Directions:
A) Check whether each statement agrees with the Savannah travel post. For each one, answer yes or no and quote the deciding words: (i) The weather in Savannah was hot and humid. (ii) The couple took a trolley tour of the city. (iii) Mercer House is where the murder in the book took place.
B) From the Savannah travel post, extract the passage starting at "Our trip, part three" and ending at "was Forsyth Park.".
C) Write what comes next in the Savannah travel post, following on from its final sentence.

==== Article ====

Our trip, part three

After visiting the fascinating Boone Hall near Charleston, we began our trek to beautiful Savannah Georgia.  We decided to let “Maggie Magellan” take us along the “back” roads instead of down the freeway this time.  I think it’s only 120 miles or so, from Charleston to Savannah (I could be wrong, but it wasn’t all that far).  After checking in to our hotel along Bay Street, we decided to get out and explore a bit.  One of the first gorgeous areas we came across was Forsyth Park. 

The fountain at Forsyth Park, Savannah

The fountain at Forsyth Park, Savannah

The weather in Savannah was quite pleasant, not hot, not humid, but oh so nice, compared to the winter weather we had left behind.   We wandered around the fountain, enjoying the view and the warmth.  I don’t know what the population of Savannah is, but we didn’t think it seemed like a big city.  It was perfect for a stroll around some of the city’s “squares” – of which there are 21 or 22 (not sure on that). 

A typical street in Savannah. Just lovely.

A typical street in Savannah. Just lovely.

We took a trolley tour of the city, and got to see lots of great places.  Just before we left on this trip, dear hubby finished reading the true crime book entitled  “Midnight in the Garden of Good and Evil” – set in Savannah.  Naturally, he wanted to see some of the spots that were pivotal in the book.  One was Mercer House.  Original home of the Mercer family – anyone heard of Johnny Mercer?  Well, I knew the name, but I didn’t realize all the great American “standards” he’d written.  More on that later.  Anyway, Mercer House is where the murder occurred in the aforementioned book.   Here is a picture of Mercer House.

==== Given information ====

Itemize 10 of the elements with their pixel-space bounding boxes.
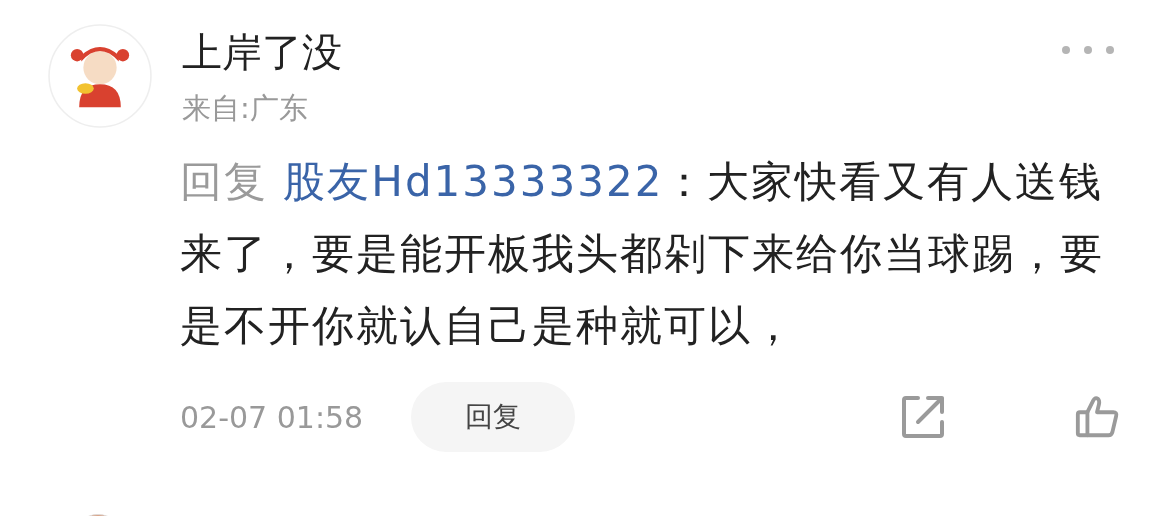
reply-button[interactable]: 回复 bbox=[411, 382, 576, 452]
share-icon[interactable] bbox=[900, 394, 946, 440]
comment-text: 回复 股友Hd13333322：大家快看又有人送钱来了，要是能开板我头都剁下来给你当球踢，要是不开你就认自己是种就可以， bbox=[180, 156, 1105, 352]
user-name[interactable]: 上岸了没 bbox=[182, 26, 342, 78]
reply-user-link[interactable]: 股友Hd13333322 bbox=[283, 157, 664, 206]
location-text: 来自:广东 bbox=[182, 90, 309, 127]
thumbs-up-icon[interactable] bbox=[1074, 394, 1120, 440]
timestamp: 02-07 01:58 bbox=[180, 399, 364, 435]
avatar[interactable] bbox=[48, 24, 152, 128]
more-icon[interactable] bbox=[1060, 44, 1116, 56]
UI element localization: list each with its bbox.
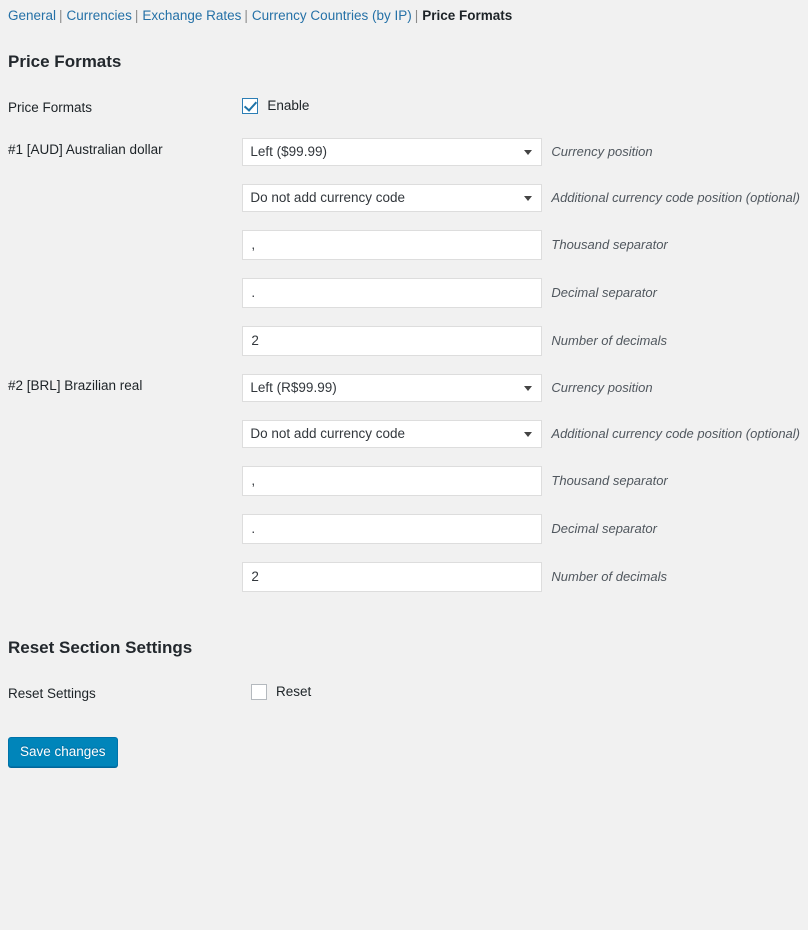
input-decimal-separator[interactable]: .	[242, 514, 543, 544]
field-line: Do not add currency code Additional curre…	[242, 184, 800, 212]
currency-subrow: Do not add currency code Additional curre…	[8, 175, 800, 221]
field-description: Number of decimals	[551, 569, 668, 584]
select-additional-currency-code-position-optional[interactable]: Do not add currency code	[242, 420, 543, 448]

====

Expected answers:
A)
(i) No: "not hot, not humid, but oh so nice"
(ii) Yes: "We took a trolley tour of the city"
(iii) Yes: "Mercer House is where the murder occurred in the aforementioned book."

B)
Our trip, part three

After visiting the fascinating Boone Hall near Charleston, we began our trek to beautiful Savannah Georgia.  We decided to let “Maggie Magellan” take us along the “back” roads instead of down the freeway this time.  I think it’s only 120 miles or so, from Charleston to Savannah (I could be wrong, but it wasn’t all that far).  After checking in to our hotel along Bay Street, we decided to get out and explore a bit.  One of the first gorgeous areas we came across was Forsyth Park.

C)
Mercer House, Savannah

Mercer House, Savannah

After our wonderful trolley tour, we returned to the hotel, slipped into our walking shoes, and meandered down to the Six Pence Pub – the starting point for our “Creepy Pub Crawl”.  Now, two things I want to make clear.  Item Number One: We got the advice to do the “creepy pub crawl” from Tripadvisor.com.  It’s a great website if you ever want to check out hotels or attractions in a city you plan to visit.  The pub crawl received rave reviews, and so, for a bit of a hoot, we decided we’d give it a try.  I guess I had no idea that we’d be wandering most of the historic district in the dark, for three full hours!  But it was great even though my feet/legs were killing me by the end.  Item Number Two: I have never, ever been a believer in ghosts or the “paranormal”.  So we were most certainly NOT out on a ghost hunt!   OK, that said…. we DID come across some very interesting “phenomena”.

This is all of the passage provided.